### Exercise aim:
All of the material below is to be restated word for word, apart from the pictures.

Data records

....................

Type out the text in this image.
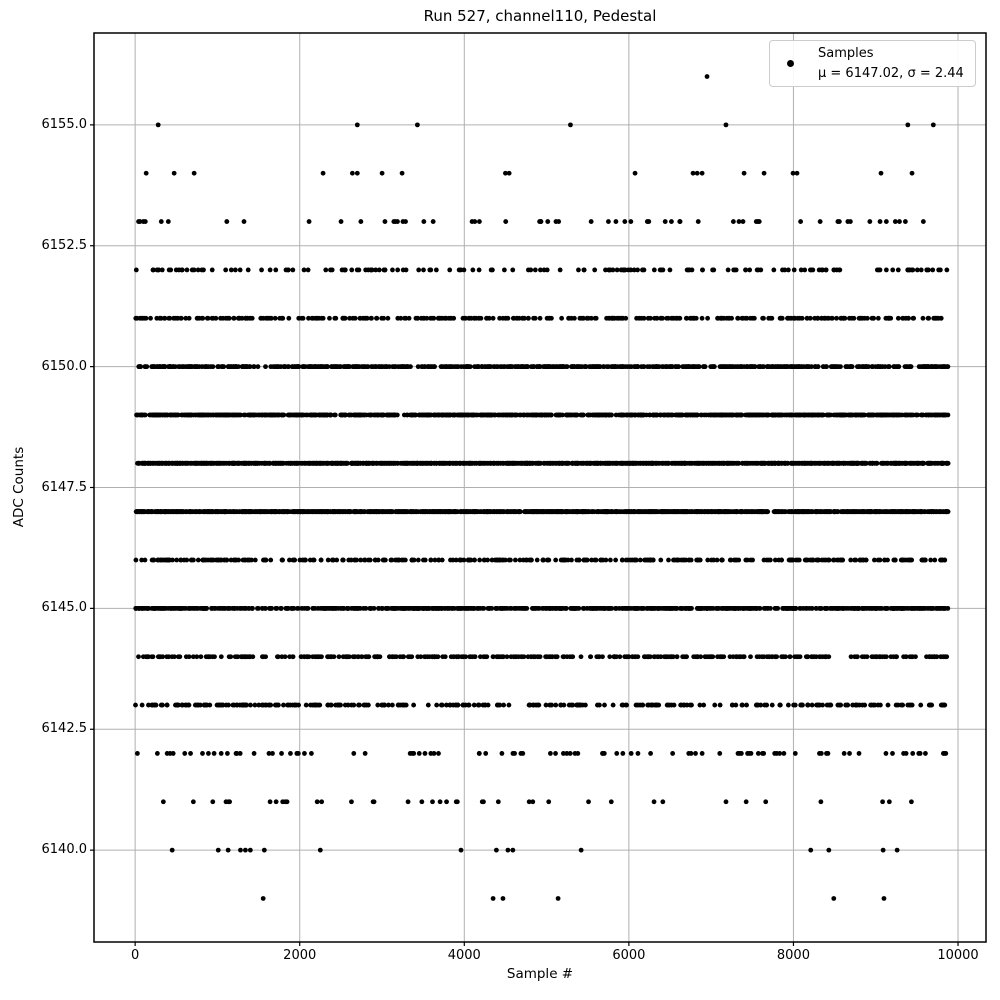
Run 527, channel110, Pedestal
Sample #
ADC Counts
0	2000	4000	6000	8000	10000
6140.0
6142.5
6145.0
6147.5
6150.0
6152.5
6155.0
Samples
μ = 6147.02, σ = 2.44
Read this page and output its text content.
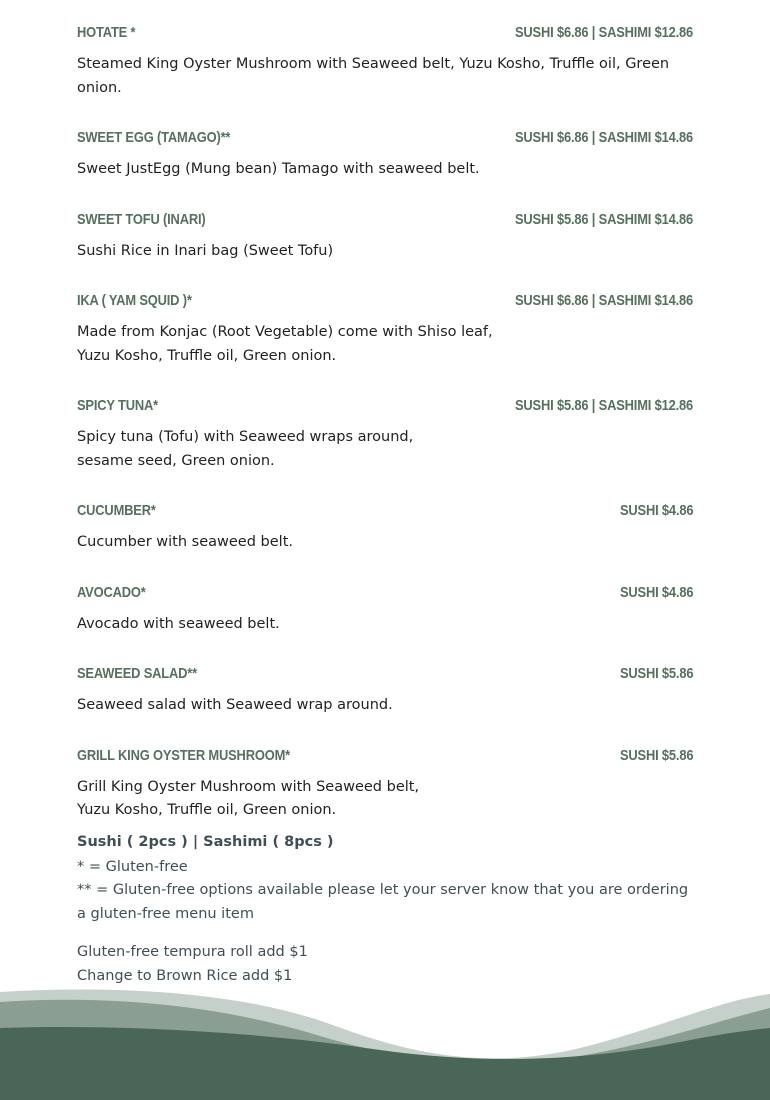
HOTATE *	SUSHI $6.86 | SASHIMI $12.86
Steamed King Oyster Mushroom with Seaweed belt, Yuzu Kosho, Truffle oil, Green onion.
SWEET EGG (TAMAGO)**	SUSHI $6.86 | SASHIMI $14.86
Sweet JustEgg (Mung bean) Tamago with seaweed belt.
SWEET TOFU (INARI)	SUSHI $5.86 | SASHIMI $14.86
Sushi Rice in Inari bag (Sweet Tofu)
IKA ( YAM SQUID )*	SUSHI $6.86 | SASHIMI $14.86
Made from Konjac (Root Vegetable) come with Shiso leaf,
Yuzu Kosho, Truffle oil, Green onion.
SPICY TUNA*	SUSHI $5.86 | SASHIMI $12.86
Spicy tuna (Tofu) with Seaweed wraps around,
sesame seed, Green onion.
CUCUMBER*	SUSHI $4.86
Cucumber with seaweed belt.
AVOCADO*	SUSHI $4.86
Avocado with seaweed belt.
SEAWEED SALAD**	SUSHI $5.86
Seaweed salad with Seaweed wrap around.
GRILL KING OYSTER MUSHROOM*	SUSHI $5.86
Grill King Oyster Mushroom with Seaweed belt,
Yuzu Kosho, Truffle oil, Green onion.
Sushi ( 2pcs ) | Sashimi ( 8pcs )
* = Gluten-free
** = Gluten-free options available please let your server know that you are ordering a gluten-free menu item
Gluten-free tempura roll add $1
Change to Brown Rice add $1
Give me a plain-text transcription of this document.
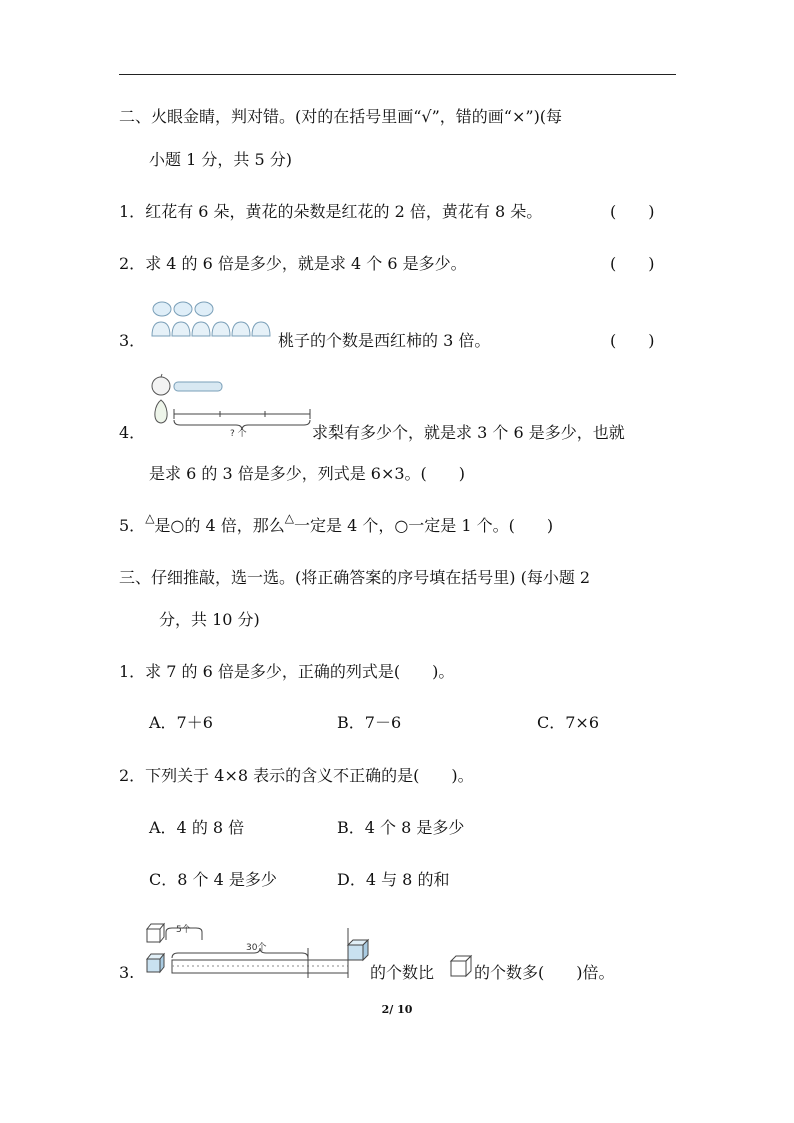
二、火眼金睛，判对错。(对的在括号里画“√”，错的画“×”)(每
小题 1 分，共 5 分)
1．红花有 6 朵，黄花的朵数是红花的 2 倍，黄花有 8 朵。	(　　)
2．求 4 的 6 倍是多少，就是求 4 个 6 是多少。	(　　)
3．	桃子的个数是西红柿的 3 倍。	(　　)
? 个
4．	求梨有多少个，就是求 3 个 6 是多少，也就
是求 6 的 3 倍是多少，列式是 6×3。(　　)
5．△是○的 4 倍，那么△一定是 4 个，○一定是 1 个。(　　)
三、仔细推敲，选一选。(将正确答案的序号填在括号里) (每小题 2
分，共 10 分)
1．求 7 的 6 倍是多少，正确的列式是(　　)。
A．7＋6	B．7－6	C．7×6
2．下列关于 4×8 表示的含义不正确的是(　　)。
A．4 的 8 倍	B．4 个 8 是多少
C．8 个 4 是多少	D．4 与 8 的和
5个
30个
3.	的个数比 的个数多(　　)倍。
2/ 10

....................

### Problem solution:
Type out the text in this image.
Run 527, channel110, Pedestal
Sample #
ADC Counts
0	2000	4000	6000	8000	10000
6140.0
6142.5
6145.0
6147.5
6150.0
6152.5
6155.0
Samples
μ = 6147.02, σ = 2.44
Read this page and output its text content.
HOTATE *	SUSHI $6.86 | SASHIMI $12.86
Steamed King Oyster Mushroom with Seaweed belt, Yuzu Kosho, Truffle oil, Green onion.
SWEET EGG (TAMAGO)**	SUSHI $6.86 | SASHIMI $14.86
Sweet JustEgg (Mung bean) Tamago with seaweed belt.
SWEET TOFU (INARI)	SUSHI $5.86 | SASHIMI $14.86
Sushi Rice in Inari bag (Sweet Tofu)
IKA ( YAM SQUID )*	SUSHI $6.86 | SASHIMI $14.86
Made from Konjac (Root Vegetable) come with Shiso leaf,
Yuzu Kosho, Truffle oil, Green onion.
SPICY TUNA*	SUSHI $5.86 | SASHIMI $12.86
Spicy tuna (Tofu) with Seaweed wraps around,
sesame seed, Green onion.
CUCUMBER*	SUSHI $4.86
Cucumber with seaweed belt.
AVOCADO*	SUSHI $4.86
Avocado with seaweed belt.
SEAWEED SALAD**	SUSHI $5.86
Seaweed salad with Seaweed wrap around.
GRILL KING OYSTER MUSHROOM*	SUSHI $5.86
Grill King Oyster Mushroom with Seaweed belt,
Yuzu Kosho, Truffle oil, Green onion.
Sushi ( 2pcs ) | Sashimi ( 8pcs )
* = Gluten-free
** = Gluten-free options available please let your server know that you are ordering a gluten-free menu item
Gluten-free tempura roll add $1
Change to Brown Rice add $1
Give me a plain-text transcription of this document.
二、火眼金睛，判对错。(对的在括号里画“√”，错的画“×”)(每
小题 1 分，共 5 分)
1．红花有 6 朵，黄花的朵数是红花的 2 倍，黄花有 8 朵。	(　　)
2．求 4 的 6 倍是多少，就是求 4 个 6 是多少。	(　　)
3．	桃子的个数是西红柿的 3 倍。	(　　)
? 个
4．	求梨有多少个，就是求 3 个 6 是多少，也就
是求 6 的 3 倍是多少，列式是 6×3。(　　)
5．△是○的 4 倍，那么△一定是 4 个，○一定是 1 个。(　　)
三、仔细推敲，选一选。(将正确答案的序号填在括号里) (每小题 2
分，共 10 分)
1．求 7 的 6 倍是多少，正确的列式是(　　)。
A．7＋6	B．7－6	C．7×6
2．下列关于 4×8 表示的含义不正确的是(　　)。
A．4 的 8 倍	B．4 个 8 是多少
C．8 个 4 是多少	D．4 与 8 的和
5个
30个
3.	的个数比 的个数多(　　)倍。
2/ 10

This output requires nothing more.